Instructions to follow =
Copy out every line of the data exactly.

Input rows =
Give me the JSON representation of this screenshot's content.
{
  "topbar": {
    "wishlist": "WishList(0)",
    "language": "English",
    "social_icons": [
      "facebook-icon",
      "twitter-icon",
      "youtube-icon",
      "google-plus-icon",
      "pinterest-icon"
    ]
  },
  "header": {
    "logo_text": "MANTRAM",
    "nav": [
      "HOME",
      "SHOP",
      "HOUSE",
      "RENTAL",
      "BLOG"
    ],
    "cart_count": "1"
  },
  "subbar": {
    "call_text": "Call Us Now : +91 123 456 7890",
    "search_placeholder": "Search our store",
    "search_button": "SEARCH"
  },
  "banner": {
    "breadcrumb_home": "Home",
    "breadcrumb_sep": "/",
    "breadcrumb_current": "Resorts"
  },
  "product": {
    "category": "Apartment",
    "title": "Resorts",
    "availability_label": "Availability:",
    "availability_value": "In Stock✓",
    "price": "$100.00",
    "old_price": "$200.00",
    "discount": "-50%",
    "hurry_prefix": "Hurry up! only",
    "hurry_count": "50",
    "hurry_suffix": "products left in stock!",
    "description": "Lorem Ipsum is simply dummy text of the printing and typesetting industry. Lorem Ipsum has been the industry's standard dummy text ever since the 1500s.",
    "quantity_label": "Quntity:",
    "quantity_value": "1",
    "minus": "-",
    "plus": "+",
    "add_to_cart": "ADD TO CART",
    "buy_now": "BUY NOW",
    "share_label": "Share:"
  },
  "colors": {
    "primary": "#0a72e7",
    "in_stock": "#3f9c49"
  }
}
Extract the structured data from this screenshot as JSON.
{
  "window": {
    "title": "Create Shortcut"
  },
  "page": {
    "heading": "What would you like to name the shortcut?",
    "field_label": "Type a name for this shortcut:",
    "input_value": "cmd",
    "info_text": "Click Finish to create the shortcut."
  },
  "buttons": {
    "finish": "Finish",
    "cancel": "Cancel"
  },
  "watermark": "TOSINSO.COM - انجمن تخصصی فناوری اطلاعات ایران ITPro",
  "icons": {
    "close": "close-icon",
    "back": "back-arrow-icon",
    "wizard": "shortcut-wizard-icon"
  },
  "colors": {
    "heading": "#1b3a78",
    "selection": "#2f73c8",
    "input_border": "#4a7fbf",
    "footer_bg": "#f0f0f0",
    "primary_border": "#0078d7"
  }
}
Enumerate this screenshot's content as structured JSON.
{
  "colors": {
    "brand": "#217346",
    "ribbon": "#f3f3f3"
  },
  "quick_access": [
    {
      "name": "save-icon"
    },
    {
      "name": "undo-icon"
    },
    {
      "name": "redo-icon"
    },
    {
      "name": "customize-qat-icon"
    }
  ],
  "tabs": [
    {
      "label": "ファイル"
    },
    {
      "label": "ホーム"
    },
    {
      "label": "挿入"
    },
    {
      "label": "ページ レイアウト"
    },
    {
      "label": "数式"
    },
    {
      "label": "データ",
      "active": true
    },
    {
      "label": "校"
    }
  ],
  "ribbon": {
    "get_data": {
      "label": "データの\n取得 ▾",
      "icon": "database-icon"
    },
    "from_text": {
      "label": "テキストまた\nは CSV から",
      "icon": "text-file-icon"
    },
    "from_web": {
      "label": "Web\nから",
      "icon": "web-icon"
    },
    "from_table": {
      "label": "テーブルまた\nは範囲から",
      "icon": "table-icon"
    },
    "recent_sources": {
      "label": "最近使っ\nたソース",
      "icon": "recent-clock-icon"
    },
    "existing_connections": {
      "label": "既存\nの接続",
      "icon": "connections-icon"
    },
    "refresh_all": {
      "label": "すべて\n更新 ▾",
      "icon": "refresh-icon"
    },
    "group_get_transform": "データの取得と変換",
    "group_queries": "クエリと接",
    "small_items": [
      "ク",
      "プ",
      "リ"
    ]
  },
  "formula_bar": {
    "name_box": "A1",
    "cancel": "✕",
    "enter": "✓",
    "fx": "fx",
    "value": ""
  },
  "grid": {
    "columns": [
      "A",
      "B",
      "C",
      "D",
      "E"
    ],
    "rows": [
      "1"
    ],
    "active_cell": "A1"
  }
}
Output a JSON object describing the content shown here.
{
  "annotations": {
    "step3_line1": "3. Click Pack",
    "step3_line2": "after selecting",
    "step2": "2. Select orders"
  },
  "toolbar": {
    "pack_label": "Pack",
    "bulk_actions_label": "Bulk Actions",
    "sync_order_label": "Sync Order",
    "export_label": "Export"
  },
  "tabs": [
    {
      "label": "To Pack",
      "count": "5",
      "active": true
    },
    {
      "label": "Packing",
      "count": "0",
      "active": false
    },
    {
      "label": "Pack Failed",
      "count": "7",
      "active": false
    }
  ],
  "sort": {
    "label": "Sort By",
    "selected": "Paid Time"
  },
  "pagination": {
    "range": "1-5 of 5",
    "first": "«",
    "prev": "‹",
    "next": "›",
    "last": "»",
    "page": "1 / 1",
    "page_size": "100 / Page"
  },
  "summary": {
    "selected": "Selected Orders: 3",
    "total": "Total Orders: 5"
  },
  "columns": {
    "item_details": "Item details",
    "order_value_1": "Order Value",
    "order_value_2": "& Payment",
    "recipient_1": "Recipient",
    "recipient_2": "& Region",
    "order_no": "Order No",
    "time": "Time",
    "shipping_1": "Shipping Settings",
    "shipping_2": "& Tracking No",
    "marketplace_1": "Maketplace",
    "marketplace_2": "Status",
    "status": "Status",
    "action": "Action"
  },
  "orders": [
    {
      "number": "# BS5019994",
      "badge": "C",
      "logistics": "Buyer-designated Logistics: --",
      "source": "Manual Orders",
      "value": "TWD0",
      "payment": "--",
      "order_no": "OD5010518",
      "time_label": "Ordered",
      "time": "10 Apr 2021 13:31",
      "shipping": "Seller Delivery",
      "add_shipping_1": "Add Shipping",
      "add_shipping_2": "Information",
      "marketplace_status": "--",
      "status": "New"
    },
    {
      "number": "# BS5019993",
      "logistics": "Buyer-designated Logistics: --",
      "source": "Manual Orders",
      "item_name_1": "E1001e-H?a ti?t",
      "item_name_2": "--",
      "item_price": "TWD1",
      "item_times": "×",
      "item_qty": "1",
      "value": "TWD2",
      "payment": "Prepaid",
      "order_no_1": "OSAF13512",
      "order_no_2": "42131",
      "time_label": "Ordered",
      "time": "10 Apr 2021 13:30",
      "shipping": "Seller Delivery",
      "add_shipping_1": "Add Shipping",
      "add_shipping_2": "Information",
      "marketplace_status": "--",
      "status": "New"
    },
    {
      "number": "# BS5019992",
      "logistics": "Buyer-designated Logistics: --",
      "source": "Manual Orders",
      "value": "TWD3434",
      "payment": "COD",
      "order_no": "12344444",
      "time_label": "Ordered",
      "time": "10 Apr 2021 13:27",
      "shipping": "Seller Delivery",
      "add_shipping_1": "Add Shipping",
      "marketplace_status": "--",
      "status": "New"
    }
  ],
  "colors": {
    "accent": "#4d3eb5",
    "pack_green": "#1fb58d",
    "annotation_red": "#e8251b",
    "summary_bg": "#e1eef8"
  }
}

Answer to the problem =
Give me the JSON representation of this screenshot's content.
{
  "topbar": {
    "wishlist": "WishList(0)",
    "language": "English",
    "social_icons": [
      "facebook-icon",
      "twitter-icon",
      "youtube-icon",
      "google-plus-icon",
      "pinterest-icon"
    ]
  },
  "header": {
    "logo_text": "MANTRAM",
    "nav": [
      "HOME",
      "SHOP",
      "HOUSE",
      "RENTAL",
      "BLOG"
    ],
    "cart_count": "1"
  },
  "subbar": {
    "call_text": "Call Us Now : +91 123 456 7890",
    "search_placeholder": "Search our store",
    "search_button": "SEARCH"
  },
  "banner": {
    "breadcrumb_home": "Home",
    "breadcrumb_sep": "/",
    "breadcrumb_current": "Resorts"
  },
  "product": {
    "category": "Apartment",
    "title": "Resorts",
    "availability_label": "Availability:",
    "availability_value": "In Stock✓",
    "price": "$100.00",
    "old_price": "$200.00",
    "discount": "-50%",
    "hurry_prefix": "Hurry up! only",
    "hurry_count": "50",
    "hurry_suffix": "products left in stock!",
    "description": "Lorem Ipsum is simply dummy text of the printing and typesetting industry. Lorem Ipsum has been the industry's standard dummy text ever since the 1500s.",
    "quantity_label": "Quntity:",
    "quantity_value": "1",
    "minus": "-",
    "plus": "+",
    "add_to_cart": "ADD TO CART",
    "buy_now": "BUY NOW",
    "share_label": "Share:"
  },
  "colors": {
    "primary": "#0a72e7",
    "in_stock": "#3f9c49"
  }
}
Extract the structured data from this screenshot as JSON.
{
  "window": {
    "title": "Create Shortcut"
  },
  "page": {
    "heading": "What would you like to name the shortcut?",
    "field_label": "Type a name for this shortcut:",
    "input_value": "cmd",
    "info_text": "Click Finish to create the shortcut."
  },
  "buttons": {
    "finish": "Finish",
    "cancel": "Cancel"
  },
  "watermark": "TOSINSO.COM - انجمن تخصصی فناوری اطلاعات ایران ITPro",
  "icons": {
    "close": "close-icon",
    "back": "back-arrow-icon",
    "wizard": "shortcut-wizard-icon"
  },
  "colors": {
    "heading": "#1b3a78",
    "selection": "#2f73c8",
    "input_border": "#4a7fbf",
    "footer_bg": "#f0f0f0",
    "primary_border": "#0078d7"
  }
}
Enumerate this screenshot's content as structured JSON.
{
  "colors": {
    "brand": "#217346",
    "ribbon": "#f3f3f3"
  },
  "quick_access": [
    {
      "name": "save-icon"
    },
    {
      "name": "undo-icon"
    },
    {
      "name": "redo-icon"
    },
    {
      "name": "customize-qat-icon"
    }
  ],
  "tabs": [
    {
      "label": "ファイル"
    },
    {
      "label": "ホーム"
    },
    {
      "label": "挿入"
    },
    {
      "label": "ページ レイアウト"
    },
    {
      "label": "数式"
    },
    {
      "label": "データ",
      "active": true
    },
    {
      "label": "校"
    }
  ],
  "ribbon": {
    "get_data": {
      "label": "データの\n取得 ▾",
      "icon": "database-icon"
    },
    "from_text": {
      "label": "テキストまた\nは CSV から",
      "icon": "text-file-icon"
    },
    "from_web": {
      "label": "Web\nから",
      "icon": "web-icon"
    },
    "from_table": {
      "label": "テーブルまた\nは範囲から",
      "icon": "table-icon"
    },
    "recent_sources": {
      "label": "最近使っ\nたソース",
      "icon": "recent-clock-icon"
    },
    "existing_connections": {
      "label": "既存\nの接続",
      "icon": "connections-icon"
    },
    "refresh_all": {
      "label": "すべて\n更新 ▾",
      "icon": "refresh-icon"
    },
    "group_get_transform": "データの取得と変換",
    "group_queries": "クエリと接",
    "small_items": [
      "ク",
      "プ",
      "リ"
    ]
  },
  "formula_bar": {
    "name_box": "A1",
    "cancel": "✕",
    "enter": "✓",
    "fx": "fx",
    "value": ""
  },
  "grid": {
    "columns": [
      "A",
      "B",
      "C",
      "D",
      "E"
    ],
    "rows": [
      "1"
    ],
    "active_cell": "A1"
  }
}
Output a JSON object describing the content shown here.
{
  "annotations": {
    "step3_line1": "3. Click Pack",
    "step3_line2": "after selecting",
    "step2": "2. Select orders"
  },
  "toolbar": {
    "pack_label": "Pack",
    "bulk_actions_label": "Bulk Actions",
    "sync_order_label": "Sync Order",
    "export_label": "Export"
  },
  "tabs": [
    {
      "label": "To Pack",
      "count": "5",
      "active": true
    },
    {
      "label": "Packing",
      "count": "0",
      "active": false
    },
    {
      "label": "Pack Failed",
      "count": "7",
      "active": false
    }
  ],
  "sort": {
    "label": "Sort By",
    "selected": "Paid Time"
  },
  "pagination": {
    "range": "1-5 of 5",
    "first": "«",
    "prev": "‹",
    "next": "›",
    "last": "»",
    "page": "1 / 1",
    "page_size": "100 / Page"
  },
  "summary": {
    "selected": "Selected Orders: 3",
    "total": "Total Orders: 5"
  },
  "columns": {
    "item_details": "Item details",
    "order_value_1": "Order Value",
    "order_value_2": "& Payment",
    "recipient_1": "Recipient",
    "recipient_2": "& Region",
    "order_no": "Order No",
    "time": "Time",
    "shipping_1": "Shipping Settings",
    "shipping_2": "& Tracking No",
    "marketplace_1": "Maketplace",
    "marketplace_2": "Status",
    "status": "Status",
    "action": "Action"
  },
  "orders": [
    {
      "number": "# BS5019994",
      "badge": "C",
      "logistics": "Buyer-designated Logistics: --",
      "source": "Manual Orders",
      "value": "TWD0",
      "payment": "--",
      "order_no": "OD5010518",
      "time_label": "Ordered",
      "time": "10 Apr 2021 13:31",
      "shipping": "Seller Delivery",
      "add_shipping_1": "Add Shipping",
      "add_shipping_2": "Information",
      "marketplace_status": "--",
      "status": "New"
    },
    {
      "number": "# BS5019993",
      "logistics": "Buyer-designated Logistics: --",
      "source": "Manual Orders",
      "item_name_1": "E1001e-H?a ti?t",
      "item_name_2": "--",
      "item_price": "TWD1",
      "item_times": "×",
      "item_qty": "1",
      "value": "TWD2",
      "payment": "Prepaid",
      "order_no_1": "OSAF13512",
      "order_no_2": "42131",
      "time_label": "Ordered",
      "time": "10 Apr 2021 13:30",
      "shipping": "Seller Delivery",
      "add_shipping_1": "Add Shipping",
      "add_shipping_2": "Information",
      "marketplace_status": "--",
      "status": "New"
    },
    {
      "number": "# BS5019992",
      "logistics": "Buyer-designated Logistics: --",
      "source": "Manual Orders",
      "value": "TWD3434",
      "payment": "COD",
      "order_no": "12344444",
      "time_label": "Ordered",
      "time": "10 Apr 2021 13:27",
      "shipping": "Seller Delivery",
      "add_shipping_1": "Add Shipping",
      "marketplace_status": "--",
      "status": "New"
    }
  ],
  "colors": {
    "accent": "#4d3eb5",
    "pack_green": "#1fb58d",
    "annotation_red": "#e8251b",
    "summary_bg": "#e1eef8"
  }
}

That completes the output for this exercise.